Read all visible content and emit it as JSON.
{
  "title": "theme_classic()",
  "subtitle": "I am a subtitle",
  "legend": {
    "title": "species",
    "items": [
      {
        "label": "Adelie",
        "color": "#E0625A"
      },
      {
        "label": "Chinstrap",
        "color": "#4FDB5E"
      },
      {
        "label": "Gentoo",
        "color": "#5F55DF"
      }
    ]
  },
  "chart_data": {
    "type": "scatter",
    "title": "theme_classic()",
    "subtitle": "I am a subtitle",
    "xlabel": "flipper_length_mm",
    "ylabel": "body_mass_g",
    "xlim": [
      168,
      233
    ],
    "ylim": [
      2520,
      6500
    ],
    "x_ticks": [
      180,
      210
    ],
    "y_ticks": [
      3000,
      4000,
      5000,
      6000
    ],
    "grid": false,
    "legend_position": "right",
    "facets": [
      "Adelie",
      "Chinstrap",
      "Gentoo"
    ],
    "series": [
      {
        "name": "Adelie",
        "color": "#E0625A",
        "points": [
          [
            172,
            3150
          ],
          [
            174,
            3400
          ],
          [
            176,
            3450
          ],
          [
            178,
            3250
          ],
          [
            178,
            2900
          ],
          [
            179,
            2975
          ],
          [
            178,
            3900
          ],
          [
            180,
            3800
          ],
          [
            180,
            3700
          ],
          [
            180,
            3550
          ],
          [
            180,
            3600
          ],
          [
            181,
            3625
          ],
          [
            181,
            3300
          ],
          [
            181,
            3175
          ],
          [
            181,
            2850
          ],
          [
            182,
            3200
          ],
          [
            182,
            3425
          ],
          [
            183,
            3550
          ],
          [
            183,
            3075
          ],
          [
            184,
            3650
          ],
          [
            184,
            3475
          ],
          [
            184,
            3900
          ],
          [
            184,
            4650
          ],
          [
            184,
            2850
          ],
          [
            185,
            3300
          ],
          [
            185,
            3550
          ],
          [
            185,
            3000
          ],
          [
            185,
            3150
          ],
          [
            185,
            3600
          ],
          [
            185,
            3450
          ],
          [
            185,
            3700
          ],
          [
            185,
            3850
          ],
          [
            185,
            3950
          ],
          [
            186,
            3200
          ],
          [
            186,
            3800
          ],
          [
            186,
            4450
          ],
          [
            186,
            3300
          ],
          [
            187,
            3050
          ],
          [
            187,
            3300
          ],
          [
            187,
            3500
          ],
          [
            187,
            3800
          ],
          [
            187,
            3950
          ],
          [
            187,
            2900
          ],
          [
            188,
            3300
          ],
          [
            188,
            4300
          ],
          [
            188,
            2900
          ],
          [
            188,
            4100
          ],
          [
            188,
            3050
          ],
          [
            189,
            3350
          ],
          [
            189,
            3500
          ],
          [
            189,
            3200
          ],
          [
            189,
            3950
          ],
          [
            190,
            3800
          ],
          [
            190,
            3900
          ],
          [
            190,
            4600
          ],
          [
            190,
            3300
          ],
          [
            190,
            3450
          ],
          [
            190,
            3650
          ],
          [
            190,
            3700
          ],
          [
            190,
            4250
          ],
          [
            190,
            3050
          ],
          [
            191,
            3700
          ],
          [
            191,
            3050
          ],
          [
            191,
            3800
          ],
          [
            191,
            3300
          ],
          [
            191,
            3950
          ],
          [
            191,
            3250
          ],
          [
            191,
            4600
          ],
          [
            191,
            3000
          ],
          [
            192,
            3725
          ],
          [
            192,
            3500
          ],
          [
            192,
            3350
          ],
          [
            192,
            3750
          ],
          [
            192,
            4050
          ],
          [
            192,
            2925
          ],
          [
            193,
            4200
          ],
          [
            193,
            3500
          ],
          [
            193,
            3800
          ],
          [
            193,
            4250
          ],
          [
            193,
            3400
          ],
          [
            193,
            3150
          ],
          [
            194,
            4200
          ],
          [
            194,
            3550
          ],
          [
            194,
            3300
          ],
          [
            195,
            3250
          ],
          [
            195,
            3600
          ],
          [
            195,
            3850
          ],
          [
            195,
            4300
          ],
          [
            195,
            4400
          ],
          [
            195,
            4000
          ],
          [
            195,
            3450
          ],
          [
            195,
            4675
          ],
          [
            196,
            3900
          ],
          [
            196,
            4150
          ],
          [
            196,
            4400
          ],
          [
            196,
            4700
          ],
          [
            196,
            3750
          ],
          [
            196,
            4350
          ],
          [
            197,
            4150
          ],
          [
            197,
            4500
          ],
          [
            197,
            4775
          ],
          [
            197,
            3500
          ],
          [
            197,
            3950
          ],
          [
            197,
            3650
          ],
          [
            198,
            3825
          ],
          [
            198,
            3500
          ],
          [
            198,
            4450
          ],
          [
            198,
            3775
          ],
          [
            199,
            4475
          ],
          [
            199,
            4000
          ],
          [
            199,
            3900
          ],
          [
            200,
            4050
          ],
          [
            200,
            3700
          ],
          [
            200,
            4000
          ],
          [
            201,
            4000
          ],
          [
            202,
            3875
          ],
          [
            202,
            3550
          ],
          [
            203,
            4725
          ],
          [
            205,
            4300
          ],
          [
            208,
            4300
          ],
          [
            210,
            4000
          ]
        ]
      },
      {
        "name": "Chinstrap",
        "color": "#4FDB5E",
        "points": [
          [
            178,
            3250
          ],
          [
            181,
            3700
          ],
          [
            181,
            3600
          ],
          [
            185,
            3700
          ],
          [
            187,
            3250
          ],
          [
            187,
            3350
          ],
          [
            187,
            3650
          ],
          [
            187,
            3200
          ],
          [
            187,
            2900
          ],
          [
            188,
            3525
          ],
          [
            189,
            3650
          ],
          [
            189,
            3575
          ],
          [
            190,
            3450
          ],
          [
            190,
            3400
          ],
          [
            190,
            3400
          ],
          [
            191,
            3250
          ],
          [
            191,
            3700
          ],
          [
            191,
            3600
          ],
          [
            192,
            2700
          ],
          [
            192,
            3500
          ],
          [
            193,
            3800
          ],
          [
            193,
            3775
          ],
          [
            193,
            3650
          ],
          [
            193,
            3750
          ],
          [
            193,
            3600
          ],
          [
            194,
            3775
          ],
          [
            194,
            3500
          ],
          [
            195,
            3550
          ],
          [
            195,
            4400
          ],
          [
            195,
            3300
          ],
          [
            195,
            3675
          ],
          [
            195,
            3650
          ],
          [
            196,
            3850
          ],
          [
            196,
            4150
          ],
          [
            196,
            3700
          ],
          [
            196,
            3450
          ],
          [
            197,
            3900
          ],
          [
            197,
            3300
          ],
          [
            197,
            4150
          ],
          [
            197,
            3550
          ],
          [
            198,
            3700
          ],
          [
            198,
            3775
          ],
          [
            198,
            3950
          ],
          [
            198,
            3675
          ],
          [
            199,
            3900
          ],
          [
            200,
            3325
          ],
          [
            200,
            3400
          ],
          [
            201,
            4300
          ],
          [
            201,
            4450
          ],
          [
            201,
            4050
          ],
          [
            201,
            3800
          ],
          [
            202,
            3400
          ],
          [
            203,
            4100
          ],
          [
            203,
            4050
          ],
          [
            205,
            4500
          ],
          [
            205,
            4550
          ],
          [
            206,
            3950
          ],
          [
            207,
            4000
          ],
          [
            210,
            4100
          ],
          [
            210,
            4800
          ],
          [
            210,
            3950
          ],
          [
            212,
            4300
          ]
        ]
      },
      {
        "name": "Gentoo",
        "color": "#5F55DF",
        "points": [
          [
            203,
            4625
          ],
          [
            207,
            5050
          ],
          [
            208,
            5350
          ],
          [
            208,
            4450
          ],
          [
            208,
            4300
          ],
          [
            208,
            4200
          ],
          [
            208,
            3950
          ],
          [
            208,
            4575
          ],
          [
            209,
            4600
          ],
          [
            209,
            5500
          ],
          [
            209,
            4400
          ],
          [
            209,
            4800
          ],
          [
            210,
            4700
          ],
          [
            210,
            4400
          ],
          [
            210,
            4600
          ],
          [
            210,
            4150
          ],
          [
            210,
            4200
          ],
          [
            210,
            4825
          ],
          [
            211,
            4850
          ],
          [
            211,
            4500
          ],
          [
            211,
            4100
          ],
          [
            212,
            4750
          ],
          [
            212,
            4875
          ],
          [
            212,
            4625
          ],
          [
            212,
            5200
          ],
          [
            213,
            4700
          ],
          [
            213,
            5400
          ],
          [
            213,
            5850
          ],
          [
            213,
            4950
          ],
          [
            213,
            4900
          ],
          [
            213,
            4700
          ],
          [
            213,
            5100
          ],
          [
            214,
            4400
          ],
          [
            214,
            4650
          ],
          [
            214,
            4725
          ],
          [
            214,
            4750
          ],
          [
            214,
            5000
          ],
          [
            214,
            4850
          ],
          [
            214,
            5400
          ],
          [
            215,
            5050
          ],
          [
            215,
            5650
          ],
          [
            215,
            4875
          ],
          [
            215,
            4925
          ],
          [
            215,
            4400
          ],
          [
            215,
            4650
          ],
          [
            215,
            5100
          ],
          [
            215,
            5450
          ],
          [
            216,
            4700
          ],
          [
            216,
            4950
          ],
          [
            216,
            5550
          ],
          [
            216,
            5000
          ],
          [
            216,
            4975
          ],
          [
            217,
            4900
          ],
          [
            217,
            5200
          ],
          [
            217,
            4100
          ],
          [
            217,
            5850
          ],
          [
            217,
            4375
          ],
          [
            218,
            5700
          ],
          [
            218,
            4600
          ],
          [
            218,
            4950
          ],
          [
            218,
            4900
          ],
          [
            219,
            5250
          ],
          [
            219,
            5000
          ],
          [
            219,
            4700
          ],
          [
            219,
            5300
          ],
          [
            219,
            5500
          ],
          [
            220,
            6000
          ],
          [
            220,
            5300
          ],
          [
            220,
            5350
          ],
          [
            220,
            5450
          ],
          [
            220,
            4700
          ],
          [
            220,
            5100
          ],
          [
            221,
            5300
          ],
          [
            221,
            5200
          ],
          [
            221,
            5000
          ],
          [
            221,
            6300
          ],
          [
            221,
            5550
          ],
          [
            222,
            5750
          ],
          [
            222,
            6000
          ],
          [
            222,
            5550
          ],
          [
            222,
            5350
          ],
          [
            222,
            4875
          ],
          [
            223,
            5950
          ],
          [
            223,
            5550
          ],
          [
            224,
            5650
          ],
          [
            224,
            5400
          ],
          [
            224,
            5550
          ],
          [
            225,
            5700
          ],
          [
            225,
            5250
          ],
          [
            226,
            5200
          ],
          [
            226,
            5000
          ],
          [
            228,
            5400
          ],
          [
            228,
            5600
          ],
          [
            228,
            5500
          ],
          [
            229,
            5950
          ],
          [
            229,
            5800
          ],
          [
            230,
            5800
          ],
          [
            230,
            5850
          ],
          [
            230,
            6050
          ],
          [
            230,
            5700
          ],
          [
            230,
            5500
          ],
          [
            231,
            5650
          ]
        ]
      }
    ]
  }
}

********

▶ **Work to be completed**: From the listing above, return each line with the word "Chinstrap".

▶ **Task result**:
        "label": "Chinstrap",
      "Chinstrap",
        "name": "Chinstrap",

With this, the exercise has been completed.